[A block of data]
····················

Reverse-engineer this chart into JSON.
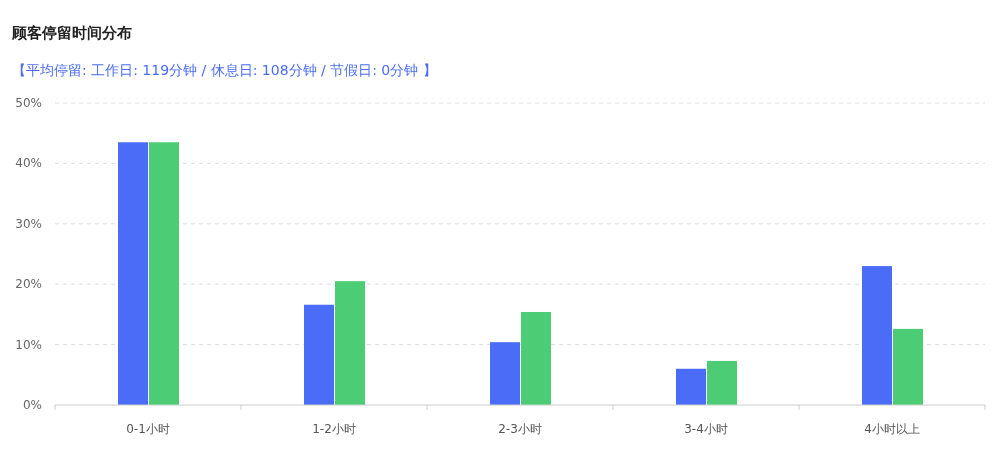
{
  "chart_data": {
    "type": "bar",
    "title": "顾客停留时间分布",
    "subtitle": "【平均停留: 工作日: 119分钟 / 休息日: 108分钟 / 节假日: 0分钟 】",
    "categories": [
      "0-1小时",
      "1-2小时",
      "2-3小时",
      "3-4小时",
      "4小时以上"
    ],
    "series": [
      {
        "color": "#4a6cf7",
        "values": [
          43.5,
          16.6,
          10.4,
          6.0,
          23.0
        ]
      },
      {
        "color": "#4ccc74",
        "values": [
          43.5,
          20.5,
          15.4,
          7.3,
          12.6
        ]
      }
    ],
    "ylim": [
      0,
      50
    ],
    "yticks": [
      {
        "value": 0,
        "label": "0%"
      },
      {
        "value": 10,
        "label": "10%"
      },
      {
        "value": 20,
        "label": "20%"
      },
      {
        "value": 30,
        "label": "30%"
      },
      {
        "value": 40,
        "label": "40%"
      },
      {
        "value": 50,
        "label": "50%"
      }
    ],
    "grid": "y"
  }
}
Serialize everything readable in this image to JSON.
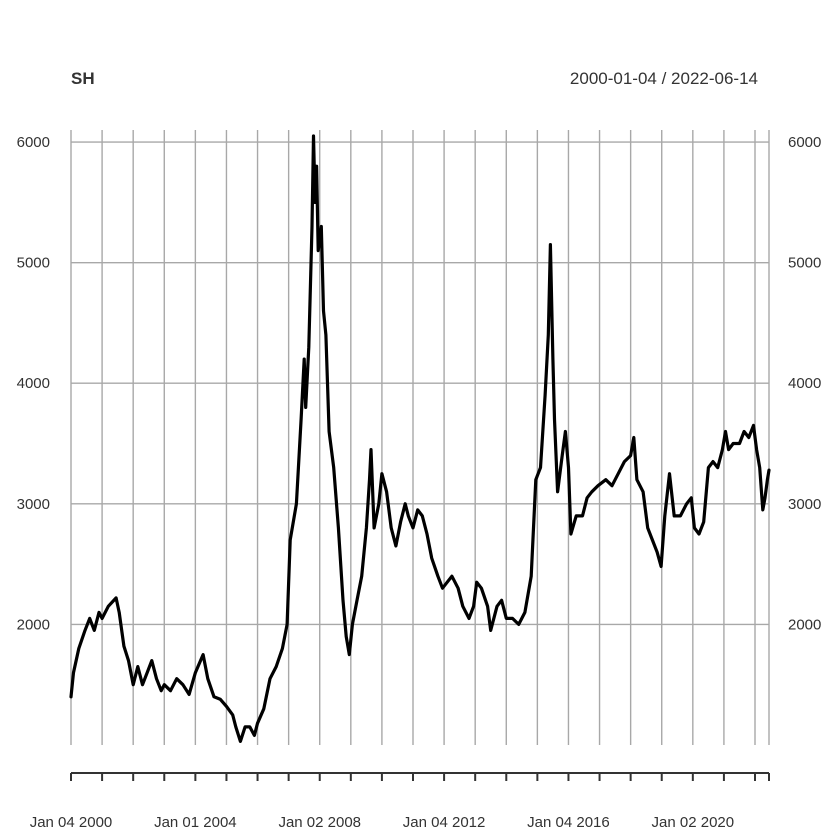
{
  "chart_data": {
    "type": "line",
    "title": "SH",
    "date_range_label": "2000-01-04 / 2022-06-14",
    "x_start_year": 2000.0,
    "x_end_year": 2022.45,
    "ylim": [
      1000,
      6100
    ],
    "grid": true,
    "y_ticks": [
      {
        "value": 2000,
        "label": "2000"
      },
      {
        "value": 3000,
        "label": "3000"
      },
      {
        "value": 4000,
        "label": "4000"
      },
      {
        "value": 5000,
        "label": "5000"
      },
      {
        "value": 6000,
        "label": "6000"
      }
    ],
    "x_grid_years": [
      2000.0,
      2001.0,
      2002.0,
      2003.0,
      2004.0,
      2005.0,
      2006.0,
      2007.0,
      2008.0,
      2009.0,
      2010.0,
      2011.0,
      2012.0,
      2013.0,
      2014.0,
      2015.0,
      2016.0,
      2017.0,
      2018.0,
      2019.0,
      2020.0,
      2021.0,
      2022.0,
      2022.45
    ],
    "x_labels": [
      {
        "year": 2000.0,
        "label": "Jan 04 2000"
      },
      {
        "year": 2004.0,
        "label": "Jan 01 2004"
      },
      {
        "year": 2008.0,
        "label": "Jan 02 2008"
      },
      {
        "year": 2012.0,
        "label": "Jan 04 2012"
      },
      {
        "year": 2016.0,
        "label": "Jan 04 2016"
      },
      {
        "year": 2020.0,
        "label": "Jan 02 2020"
      }
    ],
    "series": [
      {
        "name": "SH",
        "points": [
          [
            2000.0,
            1400
          ],
          [
            2000.08,
            1600
          ],
          [
            2000.25,
            1800
          ],
          [
            2000.45,
            1950
          ],
          [
            2000.6,
            2050
          ],
          [
            2000.75,
            1950
          ],
          [
            2000.9,
            2100
          ],
          [
            2001.0,
            2050
          ],
          [
            2001.2,
            2150
          ],
          [
            2001.45,
            2220
          ],
          [
            2001.55,
            2100
          ],
          [
            2001.7,
            1820
          ],
          [
            2001.85,
            1700
          ],
          [
            2002.0,
            1500
          ],
          [
            2002.15,
            1650
          ],
          [
            2002.3,
            1500
          ],
          [
            2002.45,
            1600
          ],
          [
            2002.6,
            1700
          ],
          [
            2002.75,
            1550
          ],
          [
            2002.9,
            1450
          ],
          [
            2003.0,
            1500
          ],
          [
            2003.2,
            1450
          ],
          [
            2003.4,
            1550
          ],
          [
            2003.6,
            1500
          ],
          [
            2003.8,
            1420
          ],
          [
            2004.0,
            1600
          ],
          [
            2004.25,
            1750
          ],
          [
            2004.4,
            1550
          ],
          [
            2004.6,
            1400
          ],
          [
            2004.8,
            1380
          ],
          [
            2005.0,
            1320
          ],
          [
            2005.2,
            1250
          ],
          [
            2005.3,
            1150
          ],
          [
            2005.45,
            1030
          ],
          [
            2005.6,
            1150
          ],
          [
            2005.75,
            1150
          ],
          [
            2005.9,
            1080
          ],
          [
            2006.0,
            1180
          ],
          [
            2006.2,
            1300
          ],
          [
            2006.4,
            1550
          ],
          [
            2006.6,
            1650
          ],
          [
            2006.8,
            1800
          ],
          [
            2006.95,
            2000
          ],
          [
            2007.05,
            2700
          ],
          [
            2007.25,
            3000
          ],
          [
            2007.4,
            3700
          ],
          [
            2007.5,
            4200
          ],
          [
            2007.55,
            3800
          ],
          [
            2007.65,
            4300
          ],
          [
            2007.75,
            5300
          ],
          [
            2007.8,
            6050
          ],
          [
            2007.85,
            5500
          ],
          [
            2007.9,
            5800
          ],
          [
            2007.95,
            5100
          ],
          [
            2008.05,
            5300
          ],
          [
            2008.12,
            4600
          ],
          [
            2008.2,
            4400
          ],
          [
            2008.3,
            3600
          ],
          [
            2008.45,
            3300
          ],
          [
            2008.6,
            2800
          ],
          [
            2008.75,
            2200
          ],
          [
            2008.85,
            1900
          ],
          [
            2008.95,
            1750
          ],
          [
            2009.05,
            2000
          ],
          [
            2009.2,
            2200
          ],
          [
            2009.35,
            2400
          ],
          [
            2009.5,
            2800
          ],
          [
            2009.6,
            3200
          ],
          [
            2009.65,
            3450
          ],
          [
            2009.75,
            2800
          ],
          [
            2009.9,
            3000
          ],
          [
            2010.0,
            3250
          ],
          [
            2010.15,
            3100
          ],
          [
            2010.3,
            2800
          ],
          [
            2010.45,
            2650
          ],
          [
            2010.6,
            2850
          ],
          [
            2010.75,
            3000
          ],
          [
            2010.85,
            2900
          ],
          [
            2011.0,
            2800
          ],
          [
            2011.15,
            2950
          ],
          [
            2011.3,
            2900
          ],
          [
            2011.45,
            2750
          ],
          [
            2011.6,
            2550
          ],
          [
            2011.8,
            2400
          ],
          [
            2011.95,
            2300
          ],
          [
            2012.1,
            2350
          ],
          [
            2012.25,
            2400
          ],
          [
            2012.45,
            2300
          ],
          [
            2012.6,
            2150
          ],
          [
            2012.8,
            2050
          ],
          [
            2012.95,
            2150
          ],
          [
            2013.05,
            2350
          ],
          [
            2013.2,
            2300
          ],
          [
            2013.4,
            2150
          ],
          [
            2013.5,
            1950
          ],
          [
            2013.7,
            2150
          ],
          [
            2013.85,
            2200
          ],
          [
            2014.0,
            2050
          ],
          [
            2014.2,
            2050
          ],
          [
            2014.4,
            2000
          ],
          [
            2014.6,
            2100
          ],
          [
            2014.8,
            2400
          ],
          [
            2014.95,
            3200
          ],
          [
            2015.1,
            3300
          ],
          [
            2015.25,
            3900
          ],
          [
            2015.35,
            4400
          ],
          [
            2015.42,
            5150
          ],
          [
            2015.5,
            4200
          ],
          [
            2015.55,
            3700
          ],
          [
            2015.65,
            3100
          ],
          [
            2015.8,
            3400
          ],
          [
            2015.9,
            3600
          ],
          [
            2016.0,
            3300
          ],
          [
            2016.08,
            2750
          ],
          [
            2016.25,
            2900
          ],
          [
            2016.45,
            2900
          ],
          [
            2016.6,
            3050
          ],
          [
            2016.75,
            3100
          ],
          [
            2016.95,
            3150
          ],
          [
            2017.2,
            3200
          ],
          [
            2017.4,
            3150
          ],
          [
            2017.6,
            3250
          ],
          [
            2017.8,
            3350
          ],
          [
            2018.0,
            3400
          ],
          [
            2018.1,
            3550
          ],
          [
            2018.2,
            3200
          ],
          [
            2018.4,
            3100
          ],
          [
            2018.55,
            2800
          ],
          [
            2018.7,
            2700
          ],
          [
            2018.85,
            2600
          ],
          [
            2018.98,
            2480
          ],
          [
            2019.1,
            2900
          ],
          [
            2019.25,
            3250
          ],
          [
            2019.4,
            2900
          ],
          [
            2019.6,
            2900
          ],
          [
            2019.8,
            3000
          ],
          [
            2019.95,
            3050
          ],
          [
            2020.05,
            2800
          ],
          [
            2020.2,
            2750
          ],
          [
            2020.35,
            2850
          ],
          [
            2020.5,
            3300
          ],
          [
            2020.65,
            3350
          ],
          [
            2020.8,
            3300
          ],
          [
            2020.95,
            3450
          ],
          [
            2021.05,
            3600
          ],
          [
            2021.15,
            3450
          ],
          [
            2021.3,
            3500
          ],
          [
            2021.5,
            3500
          ],
          [
            2021.65,
            3600
          ],
          [
            2021.8,
            3550
          ],
          [
            2021.95,
            3650
          ],
          [
            2022.05,
            3450
          ],
          [
            2022.15,
            3300
          ],
          [
            2022.25,
            2950
          ],
          [
            2022.32,
            3050
          ],
          [
            2022.4,
            3200
          ],
          [
            2022.45,
            3280
          ]
        ]
      }
    ]
  }
}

····················

# SHORT TASK:
Select all lines in the listing that include the word "JSON".

# OUTPUT:
Reverse-engineer this chart into JSON.
Serialize everything readable in this image to JSON.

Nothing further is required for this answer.